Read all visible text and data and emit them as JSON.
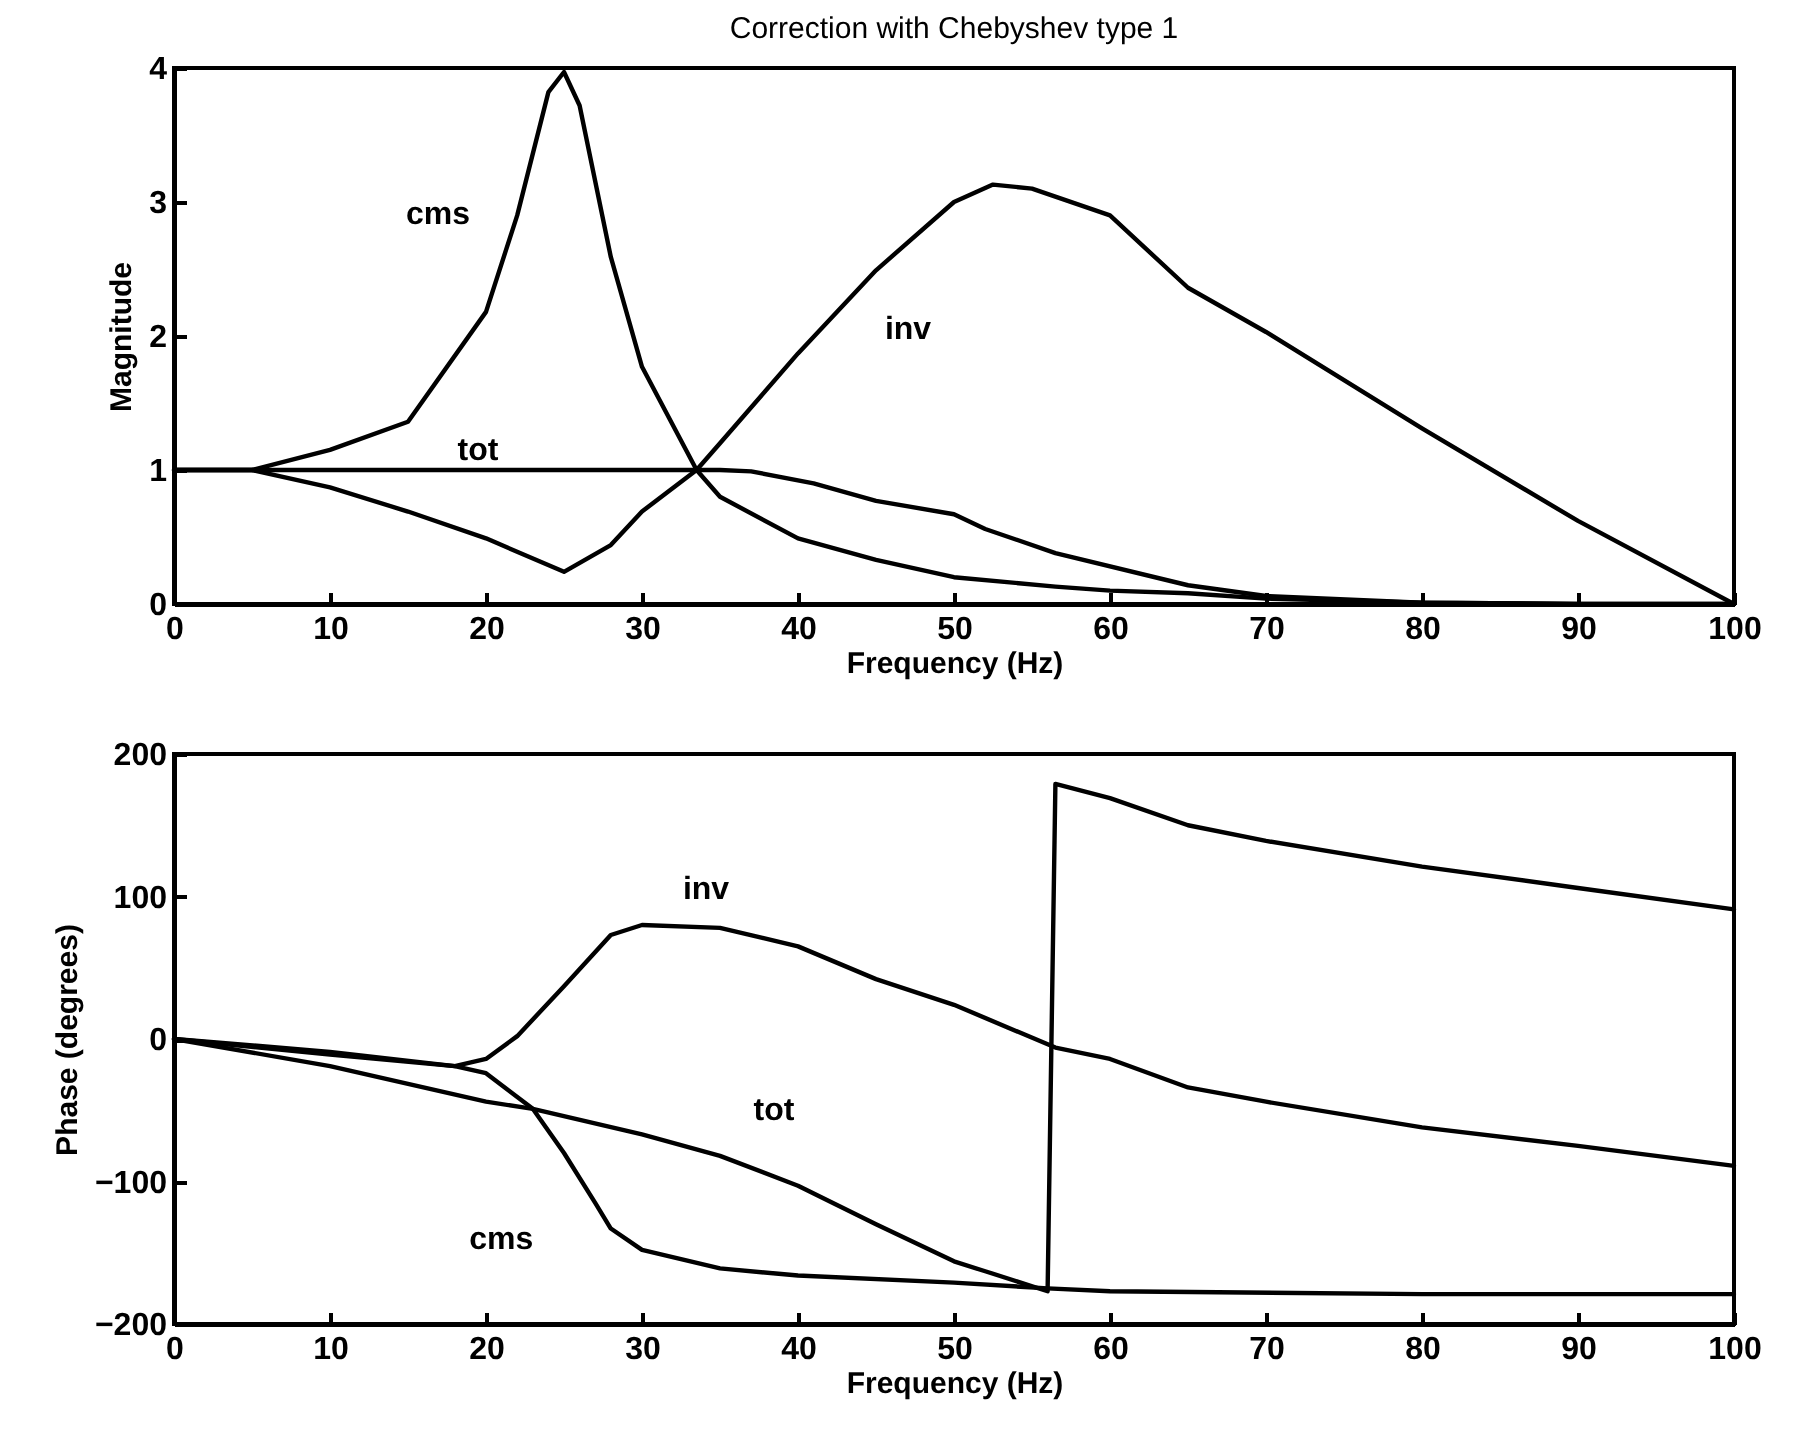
{
  "chart_data": [
    {
      "type": "line",
      "title": "Correction with Chebyshev type 1",
      "xlabel": "Frequency (Hz)",
      "ylabel": "Magnitude",
      "xlim": [
        0,
        100
      ],
      "xticks": [
        0,
        10,
        20,
        30,
        40,
        50,
        60,
        70,
        80,
        90,
        100
      ],
      "ylim": [
        0,
        4
      ],
      "yticks": [
        0,
        1,
        2,
        3,
        4
      ],
      "grid": false,
      "legend": false,
      "marker": "none",
      "line_style": "solid",
      "series": [
        {
          "color": "#000000",
          "x": [
            0,
            5,
            10,
            15,
            20,
            22,
            24,
            25,
            26,
            28,
            30,
            33.5,
            35,
            40,
            45,
            50,
            56.5,
            60,
            65,
            70,
            80,
            90,
            100
          ],
          "values": [
            1,
            1,
            1.15,
            1.36,
            2.18,
            2.9,
            3.82,
            3.97,
            3.72,
            2.59,
            1.77,
            1,
            0.8,
            0.49,
            0.33,
            0.2,
            0.13,
            0.1,
            0.08,
            0.04,
            0.01,
            0,
            0
          ]
        },
        {
          "color": "#000000",
          "x": [
            0,
            5,
            10,
            15,
            20,
            25,
            28,
            30,
            33.5,
            35,
            40,
            45,
            50,
            52.5,
            55,
            60,
            65,
            70,
            80,
            90,
            100
          ],
          "values": [
            1,
            1,
            0.87,
            0.69,
            0.49,
            0.24,
            0.44,
            0.69,
            1,
            1.2,
            1.87,
            2.49,
            3,
            3.13,
            3.1,
            2.9,
            2.36,
            2.03,
            1.31,
            0.62,
            0
          ]
        },
        {
          "color": "#000000",
          "x": [
            0,
            10,
            20,
            30,
            35,
            37,
            41,
            45,
            50,
            52,
            56.5,
            65,
            70,
            80,
            90,
            100
          ],
          "values": [
            1,
            1,
            1,
            1,
            1,
            0.99,
            0.9,
            0.77,
            0.67,
            0.56,
            0.38,
            0.14,
            0.06,
            0.01,
            0,
            0
          ]
        }
      ],
      "annotations": [
        {
          "text": "cms",
          "x": 20,
          "y": 2.18
        },
        {
          "text": "tot",
          "x": 20,
          "y": 1
        },
        {
          "text": "inv",
          "x": 40,
          "y": 1.87
        }
      ]
    },
    {
      "type": "line",
      "xlabel": "Frequency (Hz)",
      "ylabel": "Phase (degrees)",
      "xlim": [
        0,
        100
      ],
      "xticks": [
        0,
        10,
        20,
        30,
        40,
        50,
        60,
        70,
        80,
        90,
        100
      ],
      "ylim": [
        -200,
        200
      ],
      "yticks": [
        -200,
        -100,
        0,
        100,
        200
      ],
      "grid": false,
      "legend": false,
      "marker": "none",
      "line_style": "solid",
      "series": [
        {
          "color": "#000000",
          "x": [
            0,
            10,
            18,
            20,
            23,
            25,
            27,
            28,
            30,
            35,
            40,
            50,
            56,
            60,
            80,
            100
          ],
          "values": [
            0,
            -9,
            -19,
            -24,
            -49,
            -80,
            -115,
            -133,
            -148,
            -161,
            -166,
            -171,
            -175,
            -177,
            -179,
            -179
          ]
        },
        {
          "color": "#000000",
          "x": [
            0,
            10,
            18,
            20,
            22,
            25,
            28,
            30,
            35,
            40,
            45,
            50,
            56.5,
            60,
            65,
            70,
            80,
            90,
            100
          ],
          "values": [
            0,
            -11,
            -19,
            -14,
            2,
            37,
            73,
            80,
            78,
            65,
            42,
            24,
            -6,
            -14,
            -34,
            -44,
            -62,
            -75,
            -89
          ]
        },
        {
          "color": "#000000",
          "x": [
            0,
            10,
            20,
            23,
            30,
            35,
            40,
            45,
            50,
            52,
            56,
            56.5,
            60,
            65,
            70,
            80,
            90,
            100
          ],
          "values": [
            0,
            -19,
            -44,
            -49,
            -67,
            -82,
            -103,
            -130,
            -156,
            -163,
            -177,
            179,
            169,
            150,
            139,
            121,
            106,
            91
          ]
        }
      ],
      "annotations": [
        {
          "text": "inv",
          "x": 30,
          "y": 80
        },
        {
          "text": "tot",
          "x": 40,
          "y": -103
        },
        {
          "text": "cms",
          "x": 27,
          "y": -115
        }
      ]
    }
  ]
}
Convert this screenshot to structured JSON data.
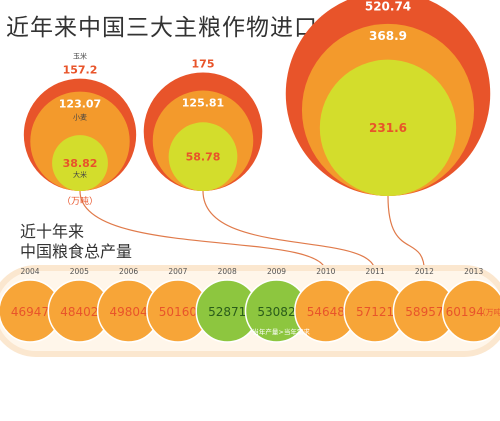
{
  "title": "近年来中国三大主粮作物进口情况",
  "subtitle_line1": "近十年来",
  "subtitle_line2": "中国粮食总产量",
  "colors": {
    "red": "#e8542a",
    "orange": "#f39a2c",
    "green": "#d3dd2c",
    "ring_bg": "#fbe7cf",
    "prod_orange": "#f7a538",
    "prod_green": "#8dc63f",
    "connector": "#e07a4a"
  },
  "chart_data": [
    {
      "type": "bubble",
      "title": "近年来中国三大主粮作物进口情况",
      "unit": "（万吨）",
      "groups": [
        {
          "series": [
            {
              "name": "玉米",
              "value": 157.2
            },
            {
              "name": "小麦",
              "value": 123.07
            },
            {
              "name": "大米",
              "value": 38.82
            }
          ]
        },
        {
          "series": [
            {
              "name": "",
              "value": 175
            },
            {
              "name": "",
              "value": 125.81
            },
            {
              "name": "",
              "value": 58.78
            }
          ]
        },
        {
          "series": [
            {
              "name": "",
              "value": 520.74
            },
            {
              "name": "",
              "value": 368.9
            },
            {
              "name": "",
              "value": 231.6
            }
          ]
        }
      ]
    },
    {
      "type": "bubble",
      "title": "近十年来 中国粮食总产量",
      "unit": "（万吨）",
      "categories": [
        "2004",
        "2005",
        "2006",
        "2007",
        "2008",
        "2009",
        "2010",
        "2011",
        "2012",
        "2013"
      ],
      "values": [
        46947,
        48402,
        49804,
        50160,
        52871,
        53082,
        54648,
        57121,
        58957,
        60194
      ],
      "highlighted": [
        "2008",
        "2009"
      ],
      "annotation": "当年产量>当年需求"
    }
  ]
}
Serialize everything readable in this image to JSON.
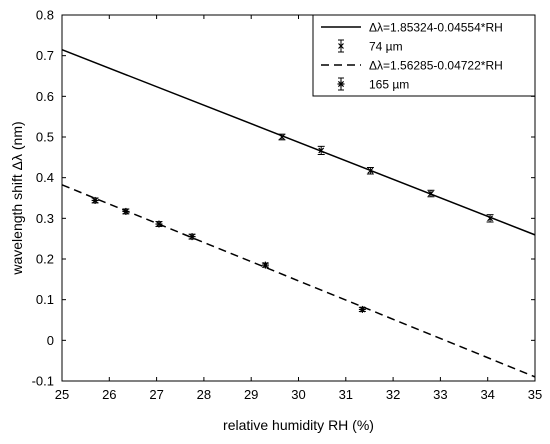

WORK REQUIRED: The records above should be reproduced exactly, with no pictures included.

WRITTEN SOLUTION:
Read all visible text and data and emit them as JSON.
{
  "chart_data": [
    {
      "type": "line",
      "title": "Correction with Chebyshev type 1",
      "xlabel": "Frequency (Hz)",
      "ylabel": "Magnitude",
      "xlim": [
        0,
        100
      ],
      "xticks": [
        0,
        10,
        20,
        30,
        40,
        50,
        60,
        70,
        80,
        90,
        100
      ],
      "ylim": [
        0,
        4
      ],
      "yticks": [
        0,
        1,
        2,
        3,
        4
      ],
      "grid": false,
      "legend": false,
      "marker": "none",
      "line_style": "solid",
      "series": [
        {
          "color": "#000000",
          "x": [
            0,
            5,
            10,
            15,
            20,
            22,
            24,
            25,
            26,
            28,
            30,
            33.5,
            35,
            40,
            45,
            50,
            56.5,
            60,
            65,
            70,
            80,
            90,
            100
          ],
          "values": [
            1,
            1,
            1.15,
            1.36,
            2.18,
            2.9,
            3.82,
            3.97,
            3.72,
            2.59,
            1.77,
            1,
            0.8,
            0.49,
            0.33,
            0.2,
            0.13,
            0.1,
            0.08,
            0.04,
            0.01,
            0,
            0
          ]
        },
        {
          "color": "#000000",
          "x": [
            0,
            5,
            10,
            15,
            20,
            25,
            28,
            30,
            33.5,
            35,
            40,
            45,
            50,
            52.5,
            55,
            60,
            65,
            70,
            80,
            90,
            100
          ],
          "values": [
            1,
            1,
            0.87,
            0.69,
            0.49,
            0.24,
            0.44,
            0.69,
            1,
            1.2,
            1.87,
            2.49,
            3,
            3.13,
            3.1,
            2.9,
            2.36,
            2.03,
            1.31,
            0.62,
            0
          ]
        },
        {
          "color": "#000000",
          "x": [
            0,
            10,
            20,
            30,
            35,
            37,
            41,
            45,
            50,
            52,
            56.5,
            65,
            70,
            80,
            90,
            100
          ],
          "values": [
            1,
            1,
            1,
            1,
            1,
            0.99,
            0.9,
            0.77,
            0.67,
            0.56,
            0.38,
            0.14,
            0.06,
            0.01,
            0,
            0
          ]
        }
      ],
      "annotations": [
        {
          "text": "cms",
          "x": 20,
          "y": 2.18
        },
        {
          "text": "tot",
          "x": 20,
          "y": 1
        },
        {
          "text": "inv",
          "x": 40,
          "y": 1.87
        }
      ]
    },
    {
      "type": "line",
      "xlabel": "Frequency (Hz)",
      "ylabel": "Phase (degrees)",
      "xlim": [
        0,
        100
      ],
      "xticks": [
        0,
        10,
        20,
        30,
        40,
        50,
        60,
        70,
        80,
        90,
        100
      ],
      "ylim": [
        -200,
        200
      ],
      "yticks": [
        -200,
        -100,
        0,
        100,
        200
      ],
      "grid": false,
      "legend": false,
      "marker": "none",
      "line_style": "solid",
      "series": [
        {
          "color": "#000000",
          "x": [
            0,
            10,
            18,
            20,
            23,
            25,
            27,
            28,
            30,
            35,
            40,
            50,
            56,
            60,
            80,
            100
          ],
          "values": [
            0,
            -9,
            -19,
            -24,
            -49,
            -80,
            -115,
            -133,
            -148,
            -161,
            -166,
            -171,
            -175,
            -177,
            -179,
            -179
          ]
        },
        {
          "color": "#000000",
          "x": [
            0,
            10,
            18,
            20,
            22,
            25,
            28,
            30,
            35,
            40,
            45,
            50,
            56.5,
            60,
            65,
            70,
            80,
            90,
            100
          ],
          "values": [
            0,
            -11,
            -19,
            -14,
            2,
            37,
            73,
            80,
            78,
            65,
            42,
            24,
            -6,
            -14,
            -34,
            -44,
            -62,
            -75,
            -89
          ]
        },
        {
          "color": "#000000",
          "x": [
            0,
            10,
            20,
            23,
            30,
            35,
            40,
            45,
            50,
            52,
            56,
            56.5,
            60,
            65,
            70,
            80,
            90,
            100
          ],
          "values": [
            0,
            -19,
            -44,
            -49,
            -67,
            -82,
            -103,
            -130,
            -156,
            -163,
            -177,
            179,
            169,
            150,
            139,
            121,
            106,
            91
          ]
        }
      ],
      "annotations": [
        {
          "text": "inv",
          "x": 30,
          "y": 80
        },
        {
          "text": "tot",
          "x": 40,
          "y": -103
        },
        {
          "text": "cms",
          "x": 27,
          "y": -115
        }
      ]
    }
  ]
}
Convert this screenshot to structured JSON data.
{
  "title": "近年来中国三大主粮作物进口情况",
  "subtitle_line1": "近十年来",
  "subtitle_line2": "中国粮食总产量",
  "colors": {
    "red": "#e8542a",
    "orange": "#f39a2c",
    "green": "#d3dd2c",
    "ring_bg": "#fbe7cf",
    "prod_orange": "#f7a538",
    "prod_green": "#8dc63f",
    "connector": "#e07a4a"
  },
  "chart_data": [
    {
      "type": "bubble",
      "title": "近年来中国三大主粮作物进口情况",
      "unit": "（万吨）",
      "groups": [
        {
          "series": [
            {
              "name": "玉米",
              "value": 157.2
            },
            {
              "name": "小麦",
              "value": 123.07
            },
            {
              "name": "大米",
              "value": 38.82
            }
          ]
        },
        {
          "series": [
            {
              "name": "",
              "value": 175
            },
            {
              "name": "",
              "value": 125.81
            },
            {
              "name": "",
              "value": 58.78
            }
          ]
        },
        {
          "series": [
            {
              "name": "",
              "value": 520.74
            },
            {
              "name": "",
              "value": 368.9
            },
            {
              "name": "",
              "value": 231.6
            }
          ]
        }
      ]
    },
    {
      "type": "bubble",
      "title": "近十年来 中国粮食总产量",
      "unit": "（万吨）",
      "categories": [
        "2004",
        "2005",
        "2006",
        "2007",
        "2008",
        "2009",
        "2010",
        "2011",
        "2012",
        "2013"
      ],
      "values": [
        46947,
        48402,
        49804,
        50160,
        52871,
        53082,
        54648,
        57121,
        58957,
        60194
      ],
      "highlighted": [
        "2008",
        "2009"
      ],
      "annotation": "当年产量>当年需求"
    }
  ]
}
Serialize everything readable in this image to JSON.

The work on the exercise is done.